Text provided:
◆ ◆ ◆ ◆ ◆ ◆ ◆

Soccer's raging moms armed (with SUVs) and dangerous
It was another aggressive soccer mom. OK, maybe she was a baseball mom, or a basketball mom. But being my family's designated dropper-offer at school and kids sports stuff, I've become familiar with them.
I hadn't moved fast enough out of that four-way intersection stop. She was behind me, and she was honking the horn in her 2½-ton SUV. When the road changed from one to two lanes, she put the pedal to the metal and gunned it past me. A short while later, we ended up at a stoplight.
I looked over to the SUV and did that quizzical thing in which you raise the palms of your hands to signal, "What's the deal? All this anger because of being delayed for one second at a four-way stop?"
She looked to be in her late 20s or early 30s; she was wearing sunglasses. She mouthed two words back at me, and you know what they are. Then she gunned it again, and I watched her take off, only to turn into a supermarket lot a few blocks later to do some shopping.
What's the deal, soccer moms?

◆ ◆ ◆ ◆ ◆ ◆ ◆

Provided information:

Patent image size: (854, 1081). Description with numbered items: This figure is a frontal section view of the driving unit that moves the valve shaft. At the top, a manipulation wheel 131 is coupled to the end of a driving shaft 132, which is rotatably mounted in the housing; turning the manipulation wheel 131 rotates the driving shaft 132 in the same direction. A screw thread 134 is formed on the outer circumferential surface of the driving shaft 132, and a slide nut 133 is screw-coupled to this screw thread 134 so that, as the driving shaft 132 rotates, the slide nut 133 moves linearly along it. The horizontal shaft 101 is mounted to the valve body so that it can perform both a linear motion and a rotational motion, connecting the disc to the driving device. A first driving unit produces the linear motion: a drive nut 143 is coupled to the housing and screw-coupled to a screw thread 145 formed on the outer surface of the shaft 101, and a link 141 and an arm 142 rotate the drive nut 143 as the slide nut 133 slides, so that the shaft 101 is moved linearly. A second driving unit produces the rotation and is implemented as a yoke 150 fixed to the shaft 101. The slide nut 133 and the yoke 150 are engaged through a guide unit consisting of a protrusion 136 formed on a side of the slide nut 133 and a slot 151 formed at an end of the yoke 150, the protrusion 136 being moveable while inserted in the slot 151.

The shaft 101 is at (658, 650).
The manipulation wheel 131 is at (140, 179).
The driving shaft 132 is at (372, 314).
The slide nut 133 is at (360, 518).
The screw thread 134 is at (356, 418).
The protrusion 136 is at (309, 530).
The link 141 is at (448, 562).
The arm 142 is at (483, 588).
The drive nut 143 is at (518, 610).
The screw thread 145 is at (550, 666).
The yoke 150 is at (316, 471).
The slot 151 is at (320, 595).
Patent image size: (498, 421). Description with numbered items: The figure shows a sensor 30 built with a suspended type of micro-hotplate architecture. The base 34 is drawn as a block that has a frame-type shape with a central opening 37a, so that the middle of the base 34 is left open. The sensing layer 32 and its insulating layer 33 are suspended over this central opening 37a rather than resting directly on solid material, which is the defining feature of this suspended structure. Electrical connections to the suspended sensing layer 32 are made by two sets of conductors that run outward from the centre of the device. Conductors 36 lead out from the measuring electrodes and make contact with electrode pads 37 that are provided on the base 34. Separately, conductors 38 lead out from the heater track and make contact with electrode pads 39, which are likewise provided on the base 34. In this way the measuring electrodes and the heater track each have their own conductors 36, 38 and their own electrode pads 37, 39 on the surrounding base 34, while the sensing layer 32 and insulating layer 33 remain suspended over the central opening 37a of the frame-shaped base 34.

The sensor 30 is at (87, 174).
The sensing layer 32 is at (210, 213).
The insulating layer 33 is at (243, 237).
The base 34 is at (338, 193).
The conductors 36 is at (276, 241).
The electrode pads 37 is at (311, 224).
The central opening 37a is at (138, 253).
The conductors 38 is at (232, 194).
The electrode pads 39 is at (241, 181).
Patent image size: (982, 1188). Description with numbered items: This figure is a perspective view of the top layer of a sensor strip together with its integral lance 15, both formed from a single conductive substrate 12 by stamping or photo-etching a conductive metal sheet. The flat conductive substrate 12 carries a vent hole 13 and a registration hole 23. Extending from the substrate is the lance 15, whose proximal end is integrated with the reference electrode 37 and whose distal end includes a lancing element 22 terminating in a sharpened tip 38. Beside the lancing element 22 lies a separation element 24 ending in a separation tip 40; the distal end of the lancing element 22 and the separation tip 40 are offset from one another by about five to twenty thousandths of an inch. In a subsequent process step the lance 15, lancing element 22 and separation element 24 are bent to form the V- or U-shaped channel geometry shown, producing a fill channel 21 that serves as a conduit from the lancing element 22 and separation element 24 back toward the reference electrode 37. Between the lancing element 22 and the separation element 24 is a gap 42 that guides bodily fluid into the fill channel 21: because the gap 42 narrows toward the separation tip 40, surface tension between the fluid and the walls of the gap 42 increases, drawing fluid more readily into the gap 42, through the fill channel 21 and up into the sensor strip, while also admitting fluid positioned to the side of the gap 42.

◆ ◆ ◆ ◆ ◆ ◆ ◆

Problems and tasks:
[A] From the piece on aggressive soccer moms, write out the passage beginning with the words containing "I looked over" and ending with "deal, soccer moms?", copied word for word.
[B] Translate this sentence from the piece on aggressive soccer moms into Spanish: "She was behind me, and she was honking the horn in her 2½-ton SUV."

Exercise responses:
[A]
I looked over to the SUV and did that quizzical thing in which you raise the palms of your hands to signal, "What's the deal? All this anger because of being delayed for one second at a four-way stop?"
She looked to be in her late 20s or early 30s; she was wearing sunglasses. She mouthed two words back at me, and you know what they are. Then she gunned it again, and I watched her take off, only to turn into a supermarket lot a few blocks later to do some shopping.
What's the deal, soccer moms?

[B] Estaba detrás de mí y tocaba la bocina de su SUV de 2½ toneladas.